:: Exercise objective ::
Leave out any pictures and transcribe all other data below exactly.
## Begin Material supplied
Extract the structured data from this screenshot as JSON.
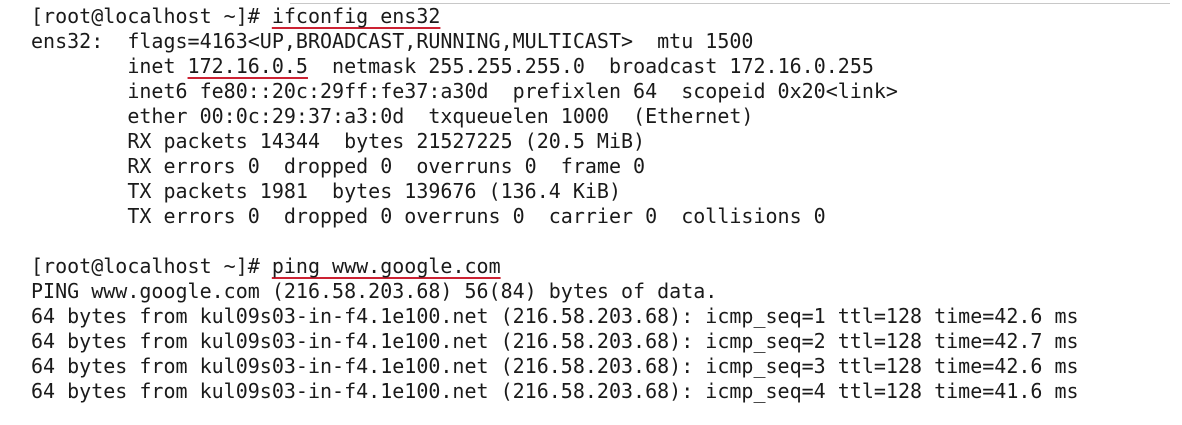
{
  "accent_underline_color": "#cc2233",
  "session1": {
    "prompt": "[root@localhost ~]# ",
    "command": "ifconfig ens32",
    "output": {
      "line1": "ens32:  flags=4163<UP,BROADCAST,RUNNING,MULTICAST>  mtu 1500",
      "inet_label": "        inet ",
      "inet_ip": "172.16.0.5",
      "inet_rest": "  netmask 255.255.255.0  broadcast 172.16.0.255",
      "inet6": "        inet6 fe80::20c:29ff:fe37:a30d  prefixlen 64  scopeid 0x20<link>",
      "ether": "        ether 00:0c:29:37:a3:0d  txqueuelen 1000  (Ethernet)",
      "rx_packets": "        RX packets 14344  bytes 21527225 (20.5 MiB)",
      "rx_errors": "        RX errors 0  dropped 0  overruns 0  frame 0",
      "tx_packets": "        TX packets 1981  bytes 139676 (136.4 KiB)",
      "tx_errors": "        TX errors 0  dropped 0 overruns 0  carrier 0  collisions 0"
    }
  },
  "session2": {
    "prompt": "[root@localhost ~]# ",
    "command": "ping www.google.com",
    "output": {
      "ping_header": "PING www.google.com (216.58.203.68) 56(84) bytes of data.",
      "replies": [
        "64 bytes from kul09s03-in-f4.1e100.net (216.58.203.68): icmp_seq=1 ttl=128 time=42.6 ms",
        "64 bytes from kul09s03-in-f4.1e100.net (216.58.203.68): icmp_seq=2 ttl=128 time=42.7 ms",
        "64 bytes from kul09s03-in-f4.1e100.net (216.58.203.68): icmp_seq=3 ttl=128 time=42.6 ms",
        "64 bytes from kul09s03-in-f4.1e100.net (216.58.203.68): icmp_seq=4 ttl=128 time=41.6 ms"
      ]
    }
  }
}
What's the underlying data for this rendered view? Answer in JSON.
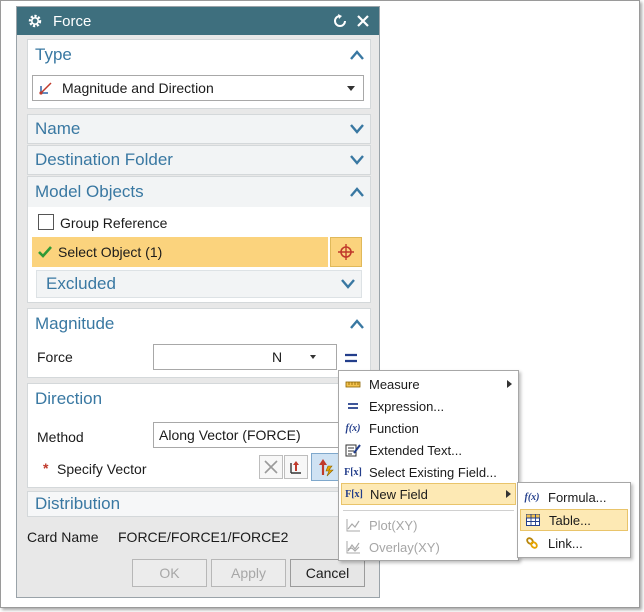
## End Material supplied
:: Exercise answer ::
Extract the structured data from this screenshot as JSON.
{
  "accent_underline_color": "#cc2233",
  "session1": {
    "prompt": "[root@localhost ~]# ",
    "command": "ifconfig ens32",
    "output": {
      "line1": "ens32:  flags=4163<UP,BROADCAST,RUNNING,MULTICAST>  mtu 1500",
      "inet_label": "        inet ",
      "inet_ip": "172.16.0.5",
      "inet_rest": "  netmask 255.255.255.0  broadcast 172.16.0.255",
      "inet6": "        inet6 fe80::20c:29ff:fe37:a30d  prefixlen 64  scopeid 0x20<link>",
      "ether": "        ether 00:0c:29:37:a3:0d  txqueuelen 1000  (Ethernet)",
      "rx_packets": "        RX packets 14344  bytes 21527225 (20.5 MiB)",
      "rx_errors": "        RX errors 0  dropped 0  overruns 0  frame 0",
      "tx_packets": "        TX packets 1981  bytes 139676 (136.4 KiB)",
      "tx_errors": "        TX errors 0  dropped 0 overruns 0  carrier 0  collisions 0"
    }
  },
  "session2": {
    "prompt": "[root@localhost ~]# ",
    "command": "ping www.google.com",
    "output": {
      "ping_header": "PING www.google.com (216.58.203.68) 56(84) bytes of data.",
      "replies": [
        "64 bytes from kul09s03-in-f4.1e100.net (216.58.203.68): icmp_seq=1 ttl=128 time=42.6 ms",
        "64 bytes from kul09s03-in-f4.1e100.net (216.58.203.68): icmp_seq=2 ttl=128 time=42.7 ms",
        "64 bytes from kul09s03-in-f4.1e100.net (216.58.203.68): icmp_seq=3 ttl=128 time=42.6 ms",
        "64 bytes from kul09s03-in-f4.1e100.net (216.58.203.68): icmp_seq=4 ttl=128 time=41.6 ms"
      ]
    }
  }
}
What's the underlying data for this rendered view? Answer in JSON.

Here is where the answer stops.